> Problem
Count how many lines hold the string "σωστή". Give that number alone.

+-------+

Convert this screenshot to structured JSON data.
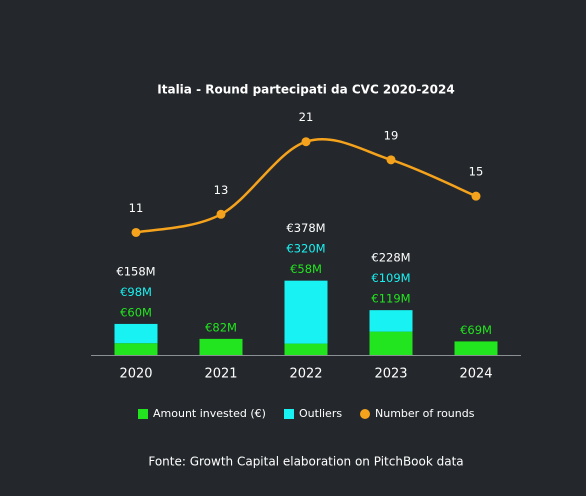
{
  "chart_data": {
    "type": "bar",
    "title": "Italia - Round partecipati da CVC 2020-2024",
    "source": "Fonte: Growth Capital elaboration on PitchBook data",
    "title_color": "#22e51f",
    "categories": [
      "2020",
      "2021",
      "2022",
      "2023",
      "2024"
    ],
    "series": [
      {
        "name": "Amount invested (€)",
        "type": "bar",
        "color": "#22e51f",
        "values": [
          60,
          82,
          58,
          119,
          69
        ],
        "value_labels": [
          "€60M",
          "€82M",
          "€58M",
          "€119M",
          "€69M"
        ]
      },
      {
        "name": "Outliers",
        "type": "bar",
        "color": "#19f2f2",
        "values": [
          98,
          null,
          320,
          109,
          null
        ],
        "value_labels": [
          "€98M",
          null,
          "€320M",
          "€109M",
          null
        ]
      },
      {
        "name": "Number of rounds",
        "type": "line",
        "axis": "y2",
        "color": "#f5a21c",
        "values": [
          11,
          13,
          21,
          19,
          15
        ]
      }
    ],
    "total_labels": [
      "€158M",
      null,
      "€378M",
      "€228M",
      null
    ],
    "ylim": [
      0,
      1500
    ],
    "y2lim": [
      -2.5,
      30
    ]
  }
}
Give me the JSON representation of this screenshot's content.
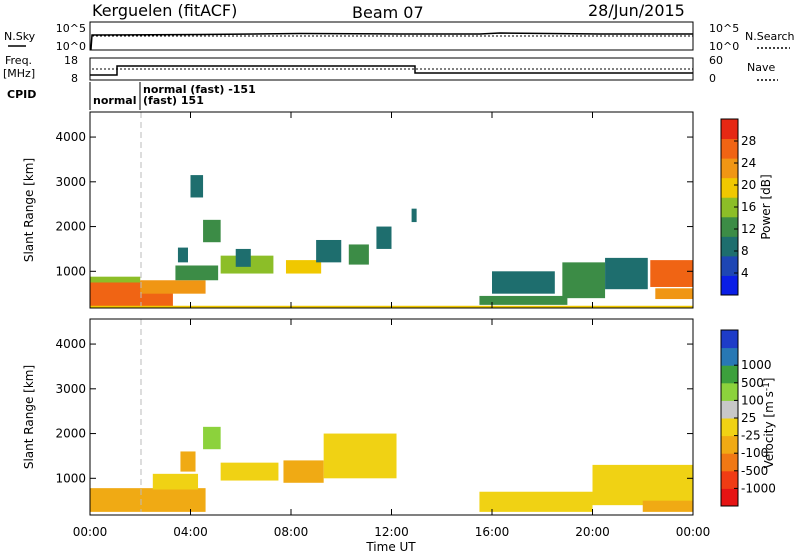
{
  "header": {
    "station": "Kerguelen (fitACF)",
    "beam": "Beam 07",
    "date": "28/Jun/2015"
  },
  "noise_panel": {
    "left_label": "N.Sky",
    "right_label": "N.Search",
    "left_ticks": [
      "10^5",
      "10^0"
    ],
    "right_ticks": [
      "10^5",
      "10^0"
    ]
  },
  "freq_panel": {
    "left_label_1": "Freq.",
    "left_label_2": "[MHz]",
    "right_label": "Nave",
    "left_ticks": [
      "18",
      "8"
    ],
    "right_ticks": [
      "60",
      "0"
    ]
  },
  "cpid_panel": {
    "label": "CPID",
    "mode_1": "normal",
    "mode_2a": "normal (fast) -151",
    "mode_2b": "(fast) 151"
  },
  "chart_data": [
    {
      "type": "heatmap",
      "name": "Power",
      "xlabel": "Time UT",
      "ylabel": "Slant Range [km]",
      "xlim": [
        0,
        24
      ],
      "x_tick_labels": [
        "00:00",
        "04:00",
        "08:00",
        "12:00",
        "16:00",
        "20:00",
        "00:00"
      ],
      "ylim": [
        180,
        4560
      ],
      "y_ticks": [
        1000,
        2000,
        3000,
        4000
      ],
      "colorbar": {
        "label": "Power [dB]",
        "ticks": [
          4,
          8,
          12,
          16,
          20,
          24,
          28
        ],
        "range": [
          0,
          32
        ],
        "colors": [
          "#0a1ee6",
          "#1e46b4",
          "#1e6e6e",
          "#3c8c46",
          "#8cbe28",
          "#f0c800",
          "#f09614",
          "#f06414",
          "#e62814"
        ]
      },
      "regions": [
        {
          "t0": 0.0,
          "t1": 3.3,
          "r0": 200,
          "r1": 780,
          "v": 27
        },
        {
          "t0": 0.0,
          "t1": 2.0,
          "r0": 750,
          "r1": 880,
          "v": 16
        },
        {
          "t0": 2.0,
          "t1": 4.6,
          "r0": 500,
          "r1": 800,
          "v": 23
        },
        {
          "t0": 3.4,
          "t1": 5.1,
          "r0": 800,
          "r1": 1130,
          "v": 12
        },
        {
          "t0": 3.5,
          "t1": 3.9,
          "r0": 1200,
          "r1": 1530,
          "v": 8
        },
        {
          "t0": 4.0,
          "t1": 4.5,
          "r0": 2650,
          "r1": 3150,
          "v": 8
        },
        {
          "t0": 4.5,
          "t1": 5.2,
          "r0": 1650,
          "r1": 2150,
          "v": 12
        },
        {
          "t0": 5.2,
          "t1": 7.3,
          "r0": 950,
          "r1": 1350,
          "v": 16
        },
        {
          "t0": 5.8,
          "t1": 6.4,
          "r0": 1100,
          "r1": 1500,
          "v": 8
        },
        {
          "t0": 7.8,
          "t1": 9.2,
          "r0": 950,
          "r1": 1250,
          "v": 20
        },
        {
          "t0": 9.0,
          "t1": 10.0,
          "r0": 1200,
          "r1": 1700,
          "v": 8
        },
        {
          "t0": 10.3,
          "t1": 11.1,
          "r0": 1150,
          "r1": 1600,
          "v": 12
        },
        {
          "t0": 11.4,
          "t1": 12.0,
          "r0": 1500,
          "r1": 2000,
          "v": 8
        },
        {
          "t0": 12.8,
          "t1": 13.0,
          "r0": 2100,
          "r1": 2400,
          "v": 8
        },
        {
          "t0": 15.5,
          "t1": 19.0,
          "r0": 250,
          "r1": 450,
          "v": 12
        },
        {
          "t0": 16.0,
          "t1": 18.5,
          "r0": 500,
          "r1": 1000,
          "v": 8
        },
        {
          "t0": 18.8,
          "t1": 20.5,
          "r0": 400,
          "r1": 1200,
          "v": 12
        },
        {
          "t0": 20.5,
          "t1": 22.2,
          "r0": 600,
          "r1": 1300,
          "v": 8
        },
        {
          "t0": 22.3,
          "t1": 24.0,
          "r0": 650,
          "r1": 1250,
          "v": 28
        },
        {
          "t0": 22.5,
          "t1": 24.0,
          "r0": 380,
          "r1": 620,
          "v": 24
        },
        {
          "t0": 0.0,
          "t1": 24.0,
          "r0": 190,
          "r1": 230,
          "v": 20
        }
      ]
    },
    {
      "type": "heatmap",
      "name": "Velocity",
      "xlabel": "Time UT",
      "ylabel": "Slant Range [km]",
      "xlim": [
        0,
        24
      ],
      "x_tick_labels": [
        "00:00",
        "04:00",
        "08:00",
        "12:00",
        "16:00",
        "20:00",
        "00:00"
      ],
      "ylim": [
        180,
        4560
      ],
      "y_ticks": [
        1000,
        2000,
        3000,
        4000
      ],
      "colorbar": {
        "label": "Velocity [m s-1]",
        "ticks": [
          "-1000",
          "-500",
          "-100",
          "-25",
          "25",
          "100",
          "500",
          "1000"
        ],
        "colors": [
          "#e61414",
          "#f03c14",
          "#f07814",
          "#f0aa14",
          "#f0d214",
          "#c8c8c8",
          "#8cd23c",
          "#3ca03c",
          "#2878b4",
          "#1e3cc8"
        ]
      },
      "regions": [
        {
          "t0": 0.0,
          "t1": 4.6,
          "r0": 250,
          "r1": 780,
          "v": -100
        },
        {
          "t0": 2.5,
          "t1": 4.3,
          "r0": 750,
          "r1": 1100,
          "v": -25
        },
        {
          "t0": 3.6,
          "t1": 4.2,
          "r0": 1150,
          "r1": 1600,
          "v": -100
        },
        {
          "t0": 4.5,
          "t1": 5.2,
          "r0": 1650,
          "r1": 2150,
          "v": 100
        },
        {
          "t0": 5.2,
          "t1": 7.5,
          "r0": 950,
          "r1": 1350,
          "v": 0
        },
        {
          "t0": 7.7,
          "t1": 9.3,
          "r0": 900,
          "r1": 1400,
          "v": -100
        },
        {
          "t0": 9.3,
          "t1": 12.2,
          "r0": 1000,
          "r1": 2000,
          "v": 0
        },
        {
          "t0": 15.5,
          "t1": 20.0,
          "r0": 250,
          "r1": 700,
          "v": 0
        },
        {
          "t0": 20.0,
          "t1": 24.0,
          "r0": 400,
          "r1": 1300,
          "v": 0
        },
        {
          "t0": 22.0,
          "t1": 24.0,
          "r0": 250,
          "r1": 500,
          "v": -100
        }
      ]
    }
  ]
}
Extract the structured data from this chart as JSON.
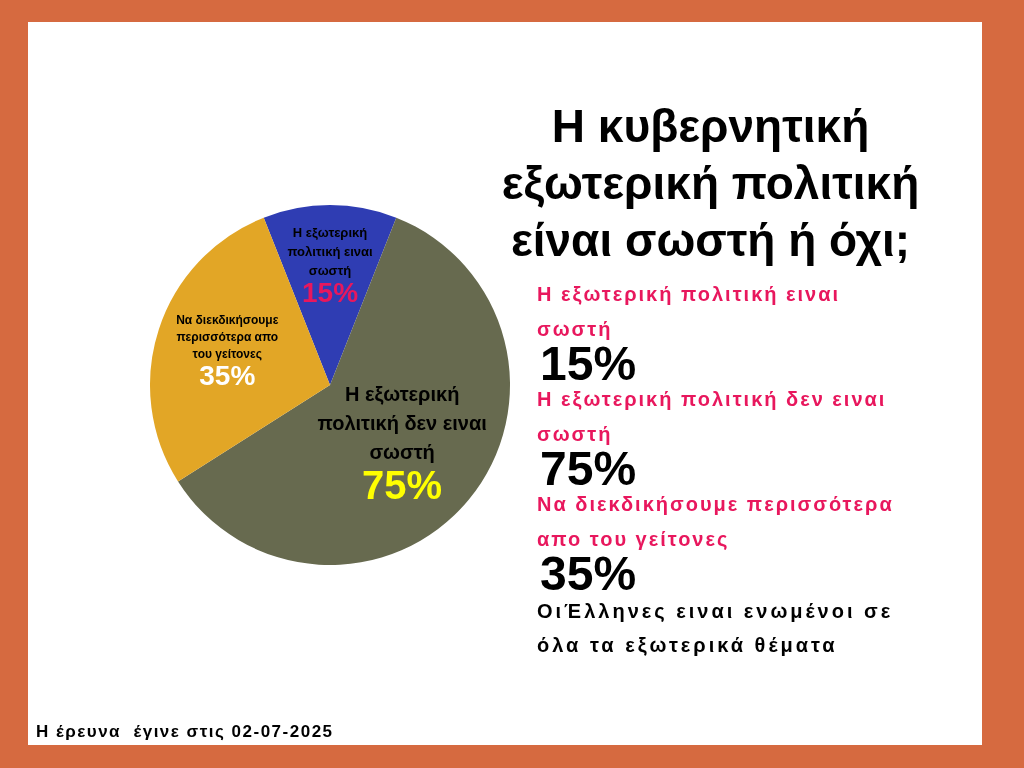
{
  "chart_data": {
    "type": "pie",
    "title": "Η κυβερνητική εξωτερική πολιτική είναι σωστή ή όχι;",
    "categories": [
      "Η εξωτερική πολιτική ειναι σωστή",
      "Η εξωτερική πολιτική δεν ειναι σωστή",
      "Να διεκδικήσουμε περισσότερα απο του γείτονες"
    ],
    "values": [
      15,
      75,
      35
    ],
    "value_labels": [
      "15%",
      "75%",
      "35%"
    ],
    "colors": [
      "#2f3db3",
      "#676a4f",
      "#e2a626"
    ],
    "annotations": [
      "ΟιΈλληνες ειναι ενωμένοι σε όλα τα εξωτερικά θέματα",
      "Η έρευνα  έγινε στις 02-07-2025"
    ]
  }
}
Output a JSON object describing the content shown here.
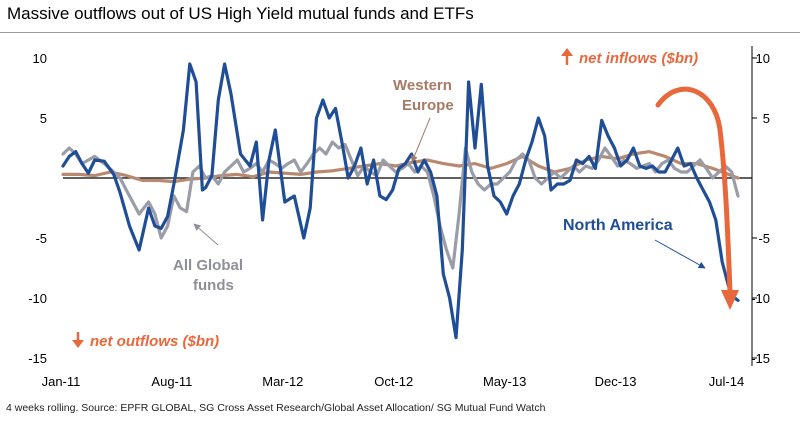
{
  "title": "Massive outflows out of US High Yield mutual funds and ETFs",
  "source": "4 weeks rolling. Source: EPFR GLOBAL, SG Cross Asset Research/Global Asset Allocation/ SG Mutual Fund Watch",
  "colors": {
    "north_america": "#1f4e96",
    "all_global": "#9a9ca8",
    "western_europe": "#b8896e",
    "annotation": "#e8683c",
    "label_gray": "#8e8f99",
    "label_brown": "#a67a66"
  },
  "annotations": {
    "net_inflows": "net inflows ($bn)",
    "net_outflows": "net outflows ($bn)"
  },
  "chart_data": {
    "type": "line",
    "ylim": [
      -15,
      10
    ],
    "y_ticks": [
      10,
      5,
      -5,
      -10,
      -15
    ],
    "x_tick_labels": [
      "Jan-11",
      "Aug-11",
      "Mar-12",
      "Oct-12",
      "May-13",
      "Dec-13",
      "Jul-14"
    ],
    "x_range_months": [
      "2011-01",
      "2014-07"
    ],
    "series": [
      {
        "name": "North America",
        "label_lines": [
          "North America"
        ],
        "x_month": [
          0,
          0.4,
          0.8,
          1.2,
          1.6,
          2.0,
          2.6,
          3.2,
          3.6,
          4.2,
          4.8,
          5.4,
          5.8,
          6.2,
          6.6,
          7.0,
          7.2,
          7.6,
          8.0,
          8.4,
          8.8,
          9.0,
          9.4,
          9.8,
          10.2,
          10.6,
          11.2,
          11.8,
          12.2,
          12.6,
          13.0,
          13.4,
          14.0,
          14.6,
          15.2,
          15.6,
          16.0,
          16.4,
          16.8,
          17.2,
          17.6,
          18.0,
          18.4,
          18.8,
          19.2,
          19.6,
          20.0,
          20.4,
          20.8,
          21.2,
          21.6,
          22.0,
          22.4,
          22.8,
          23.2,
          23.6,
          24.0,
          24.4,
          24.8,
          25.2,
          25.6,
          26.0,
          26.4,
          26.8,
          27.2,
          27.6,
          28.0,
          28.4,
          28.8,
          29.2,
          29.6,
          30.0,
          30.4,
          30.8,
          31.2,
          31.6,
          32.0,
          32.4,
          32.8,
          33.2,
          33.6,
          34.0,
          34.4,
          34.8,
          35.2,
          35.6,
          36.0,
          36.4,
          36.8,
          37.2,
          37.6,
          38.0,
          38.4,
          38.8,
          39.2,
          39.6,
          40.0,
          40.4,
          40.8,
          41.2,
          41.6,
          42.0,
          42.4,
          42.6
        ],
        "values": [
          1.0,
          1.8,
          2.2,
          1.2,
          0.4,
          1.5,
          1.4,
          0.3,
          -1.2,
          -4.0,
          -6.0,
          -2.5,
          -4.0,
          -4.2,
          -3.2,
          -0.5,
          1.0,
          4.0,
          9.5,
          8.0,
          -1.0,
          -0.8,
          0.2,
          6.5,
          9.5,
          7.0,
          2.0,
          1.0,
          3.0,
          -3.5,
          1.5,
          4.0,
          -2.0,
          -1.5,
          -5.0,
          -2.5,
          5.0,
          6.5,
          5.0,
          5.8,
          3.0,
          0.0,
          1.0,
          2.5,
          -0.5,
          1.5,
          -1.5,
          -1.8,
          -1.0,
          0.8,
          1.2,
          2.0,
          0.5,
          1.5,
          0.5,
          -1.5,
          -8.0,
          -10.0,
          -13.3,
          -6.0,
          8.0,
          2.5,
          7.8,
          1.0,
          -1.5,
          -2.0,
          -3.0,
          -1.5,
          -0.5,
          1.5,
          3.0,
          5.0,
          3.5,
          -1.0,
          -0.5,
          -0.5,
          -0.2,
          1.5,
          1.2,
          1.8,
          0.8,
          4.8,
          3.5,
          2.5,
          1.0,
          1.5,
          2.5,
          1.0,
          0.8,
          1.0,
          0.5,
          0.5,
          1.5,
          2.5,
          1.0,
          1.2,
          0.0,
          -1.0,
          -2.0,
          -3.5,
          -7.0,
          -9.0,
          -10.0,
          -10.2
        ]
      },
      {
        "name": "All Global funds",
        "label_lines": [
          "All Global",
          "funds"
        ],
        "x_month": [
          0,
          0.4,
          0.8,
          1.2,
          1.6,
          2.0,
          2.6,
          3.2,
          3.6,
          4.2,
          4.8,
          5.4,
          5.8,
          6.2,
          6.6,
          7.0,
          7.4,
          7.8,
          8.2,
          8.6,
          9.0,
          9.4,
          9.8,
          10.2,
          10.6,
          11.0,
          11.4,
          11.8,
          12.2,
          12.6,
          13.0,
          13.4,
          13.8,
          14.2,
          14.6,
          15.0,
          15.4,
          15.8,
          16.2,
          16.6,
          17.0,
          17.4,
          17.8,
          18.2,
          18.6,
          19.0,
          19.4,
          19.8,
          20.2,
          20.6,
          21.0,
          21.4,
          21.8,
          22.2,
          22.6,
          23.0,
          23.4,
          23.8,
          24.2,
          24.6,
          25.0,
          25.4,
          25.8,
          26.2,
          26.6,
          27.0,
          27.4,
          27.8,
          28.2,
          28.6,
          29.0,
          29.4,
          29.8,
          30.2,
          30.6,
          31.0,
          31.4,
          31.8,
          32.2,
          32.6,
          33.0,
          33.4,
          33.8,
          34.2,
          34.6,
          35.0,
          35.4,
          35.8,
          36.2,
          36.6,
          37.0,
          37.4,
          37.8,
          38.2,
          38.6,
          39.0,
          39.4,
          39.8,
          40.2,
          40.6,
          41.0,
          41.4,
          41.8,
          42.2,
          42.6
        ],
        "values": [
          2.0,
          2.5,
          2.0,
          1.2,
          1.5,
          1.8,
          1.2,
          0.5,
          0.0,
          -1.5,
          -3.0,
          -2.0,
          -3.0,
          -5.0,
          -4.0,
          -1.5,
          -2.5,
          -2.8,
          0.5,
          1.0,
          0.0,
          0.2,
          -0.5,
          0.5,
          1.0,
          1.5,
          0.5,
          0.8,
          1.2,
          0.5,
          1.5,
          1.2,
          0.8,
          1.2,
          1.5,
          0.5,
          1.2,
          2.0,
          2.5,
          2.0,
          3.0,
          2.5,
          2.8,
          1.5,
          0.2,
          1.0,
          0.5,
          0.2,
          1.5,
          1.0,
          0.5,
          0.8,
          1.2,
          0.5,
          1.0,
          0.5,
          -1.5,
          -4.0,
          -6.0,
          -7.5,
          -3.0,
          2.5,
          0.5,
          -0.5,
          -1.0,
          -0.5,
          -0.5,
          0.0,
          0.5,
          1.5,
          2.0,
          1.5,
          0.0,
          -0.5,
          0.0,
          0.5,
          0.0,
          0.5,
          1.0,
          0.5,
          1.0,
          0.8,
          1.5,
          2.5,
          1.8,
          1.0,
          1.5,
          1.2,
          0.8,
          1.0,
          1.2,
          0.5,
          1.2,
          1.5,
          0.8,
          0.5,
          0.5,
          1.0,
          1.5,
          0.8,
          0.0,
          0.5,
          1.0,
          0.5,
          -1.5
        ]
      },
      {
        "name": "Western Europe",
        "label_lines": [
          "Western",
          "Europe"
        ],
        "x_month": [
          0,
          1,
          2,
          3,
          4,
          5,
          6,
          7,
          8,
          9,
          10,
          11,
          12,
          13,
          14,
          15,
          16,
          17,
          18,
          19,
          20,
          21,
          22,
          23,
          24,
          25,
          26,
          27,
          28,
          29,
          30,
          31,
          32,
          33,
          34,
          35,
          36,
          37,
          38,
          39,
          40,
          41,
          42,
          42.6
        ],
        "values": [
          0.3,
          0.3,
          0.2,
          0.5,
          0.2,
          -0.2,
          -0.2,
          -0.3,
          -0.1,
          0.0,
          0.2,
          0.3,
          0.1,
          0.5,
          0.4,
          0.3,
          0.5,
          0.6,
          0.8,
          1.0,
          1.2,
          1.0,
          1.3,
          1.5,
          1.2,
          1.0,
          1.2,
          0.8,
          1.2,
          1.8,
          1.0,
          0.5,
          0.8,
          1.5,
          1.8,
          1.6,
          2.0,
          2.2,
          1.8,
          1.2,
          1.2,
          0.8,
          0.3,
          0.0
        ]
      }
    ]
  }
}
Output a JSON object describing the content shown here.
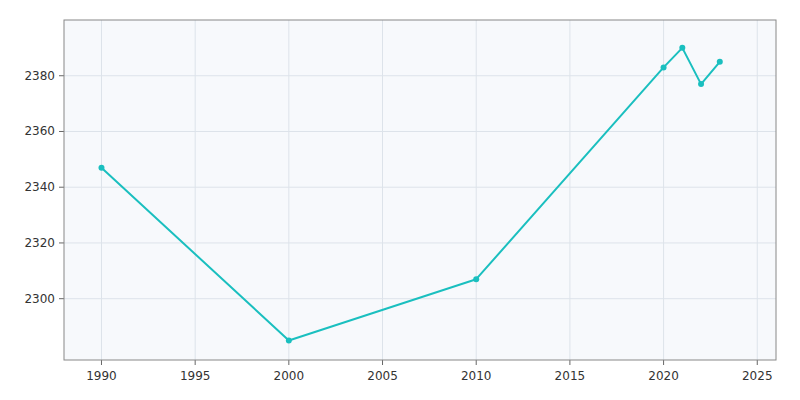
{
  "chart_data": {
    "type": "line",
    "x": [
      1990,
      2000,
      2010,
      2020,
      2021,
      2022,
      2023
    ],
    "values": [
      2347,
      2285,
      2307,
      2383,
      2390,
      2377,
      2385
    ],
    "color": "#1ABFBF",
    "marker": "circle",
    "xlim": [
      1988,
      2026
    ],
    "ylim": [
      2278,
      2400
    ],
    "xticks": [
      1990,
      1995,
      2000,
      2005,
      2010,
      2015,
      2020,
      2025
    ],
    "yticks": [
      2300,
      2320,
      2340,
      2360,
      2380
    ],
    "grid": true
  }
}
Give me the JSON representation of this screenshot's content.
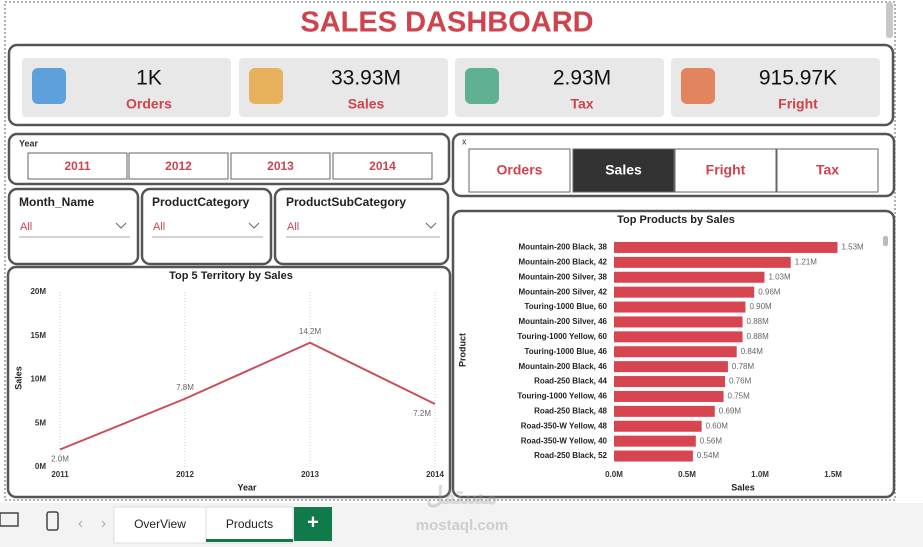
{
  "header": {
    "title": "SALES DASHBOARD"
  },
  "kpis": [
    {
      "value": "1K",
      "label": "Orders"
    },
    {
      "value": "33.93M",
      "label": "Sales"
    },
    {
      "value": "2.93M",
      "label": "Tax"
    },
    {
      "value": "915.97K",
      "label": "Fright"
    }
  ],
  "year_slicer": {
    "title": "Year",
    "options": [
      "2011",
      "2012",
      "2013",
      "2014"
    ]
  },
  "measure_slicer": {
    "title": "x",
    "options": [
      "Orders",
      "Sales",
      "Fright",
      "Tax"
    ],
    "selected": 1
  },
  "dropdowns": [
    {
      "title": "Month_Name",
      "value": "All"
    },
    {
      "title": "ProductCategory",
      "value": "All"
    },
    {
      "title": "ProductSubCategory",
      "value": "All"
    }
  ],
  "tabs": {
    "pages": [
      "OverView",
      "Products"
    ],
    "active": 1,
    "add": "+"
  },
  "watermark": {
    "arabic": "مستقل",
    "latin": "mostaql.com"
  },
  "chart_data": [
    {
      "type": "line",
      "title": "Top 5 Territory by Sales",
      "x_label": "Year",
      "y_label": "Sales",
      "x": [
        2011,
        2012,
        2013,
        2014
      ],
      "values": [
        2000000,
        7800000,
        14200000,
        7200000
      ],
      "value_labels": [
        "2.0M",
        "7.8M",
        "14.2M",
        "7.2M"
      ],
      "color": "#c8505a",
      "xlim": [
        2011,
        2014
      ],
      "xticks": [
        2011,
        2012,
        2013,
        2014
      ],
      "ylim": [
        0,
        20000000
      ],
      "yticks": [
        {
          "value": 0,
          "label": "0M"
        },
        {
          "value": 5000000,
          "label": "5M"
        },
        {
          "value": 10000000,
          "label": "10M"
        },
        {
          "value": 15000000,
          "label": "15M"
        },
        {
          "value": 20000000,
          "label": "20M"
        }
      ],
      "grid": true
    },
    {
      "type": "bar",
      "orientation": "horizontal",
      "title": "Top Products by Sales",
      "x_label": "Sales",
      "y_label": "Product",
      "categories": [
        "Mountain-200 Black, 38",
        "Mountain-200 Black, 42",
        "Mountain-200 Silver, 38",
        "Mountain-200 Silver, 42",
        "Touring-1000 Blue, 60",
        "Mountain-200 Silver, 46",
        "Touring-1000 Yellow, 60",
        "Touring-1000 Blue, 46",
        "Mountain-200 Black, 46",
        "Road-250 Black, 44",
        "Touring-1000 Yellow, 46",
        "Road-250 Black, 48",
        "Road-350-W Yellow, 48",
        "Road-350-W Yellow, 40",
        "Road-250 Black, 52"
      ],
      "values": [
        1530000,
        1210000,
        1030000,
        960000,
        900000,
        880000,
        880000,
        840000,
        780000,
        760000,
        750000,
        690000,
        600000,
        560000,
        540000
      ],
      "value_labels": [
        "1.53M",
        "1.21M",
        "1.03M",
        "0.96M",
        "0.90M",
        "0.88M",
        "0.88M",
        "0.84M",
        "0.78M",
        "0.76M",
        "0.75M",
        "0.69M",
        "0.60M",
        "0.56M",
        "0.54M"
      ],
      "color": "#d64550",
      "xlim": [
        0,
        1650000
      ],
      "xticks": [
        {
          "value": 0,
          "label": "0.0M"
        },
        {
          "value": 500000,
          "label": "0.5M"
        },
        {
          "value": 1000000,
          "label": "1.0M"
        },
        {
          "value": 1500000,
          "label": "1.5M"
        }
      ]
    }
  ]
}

+-------+

> Solved problem
3